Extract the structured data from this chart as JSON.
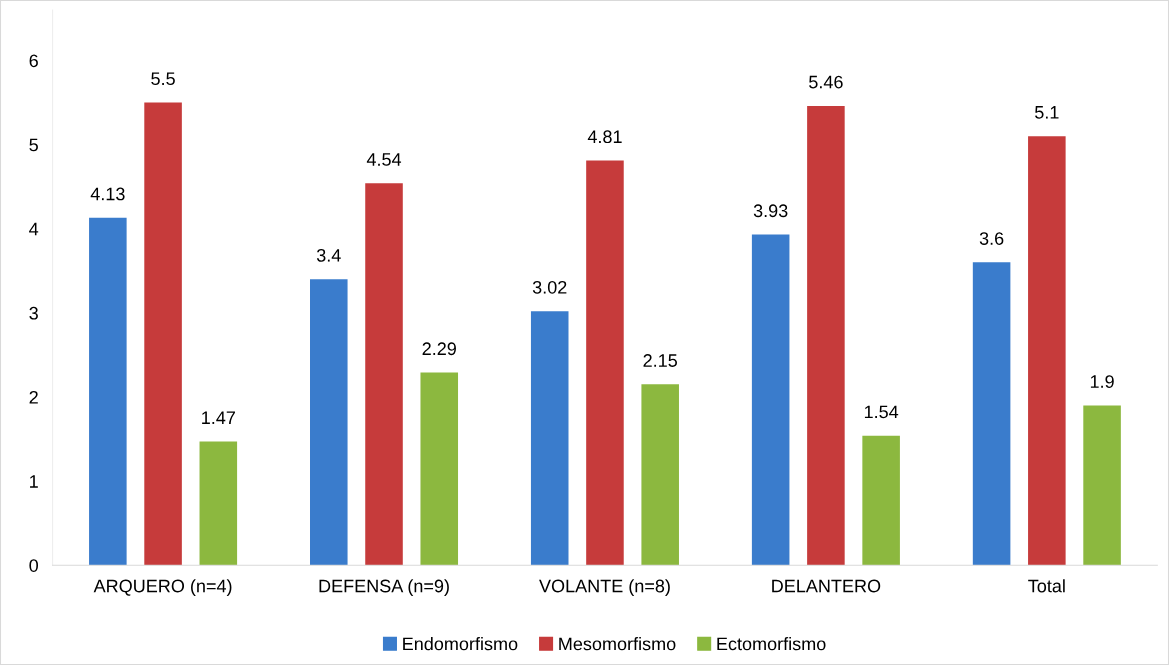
{
  "chart_data": {
    "type": "bar",
    "categories": [
      "ARQUERO (n=4)",
      "DEFENSA (n=9)",
      "VOLANTE (n=8)",
      "DELANTERO",
      "Total"
    ],
    "series": [
      {
        "name": "Endomorfismo",
        "color": "#3a7ccc",
        "values": [
          4.13,
          3.4,
          3.02,
          3.93,
          3.6
        ]
      },
      {
        "name": "Mesomorfismo",
        "color": "#c63b3b",
        "values": [
          5.5,
          4.54,
          4.81,
          5.46,
          5.1
        ]
      },
      {
        "name": "Ectomorfismo",
        "color": "#8cb83f",
        "values": [
          1.47,
          2.29,
          2.15,
          1.54,
          1.9
        ]
      }
    ],
    "ylim": [
      0,
      6.6
    ],
    "yticks": [
      0,
      1,
      2,
      3,
      4,
      5,
      6
    ],
    "grid": false,
    "legend": "bottom",
    "data_labels": true
  }
}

THE TASK: State how many lines of the listing above hold the word "name", with nothing but the number.

RESPONSE: 3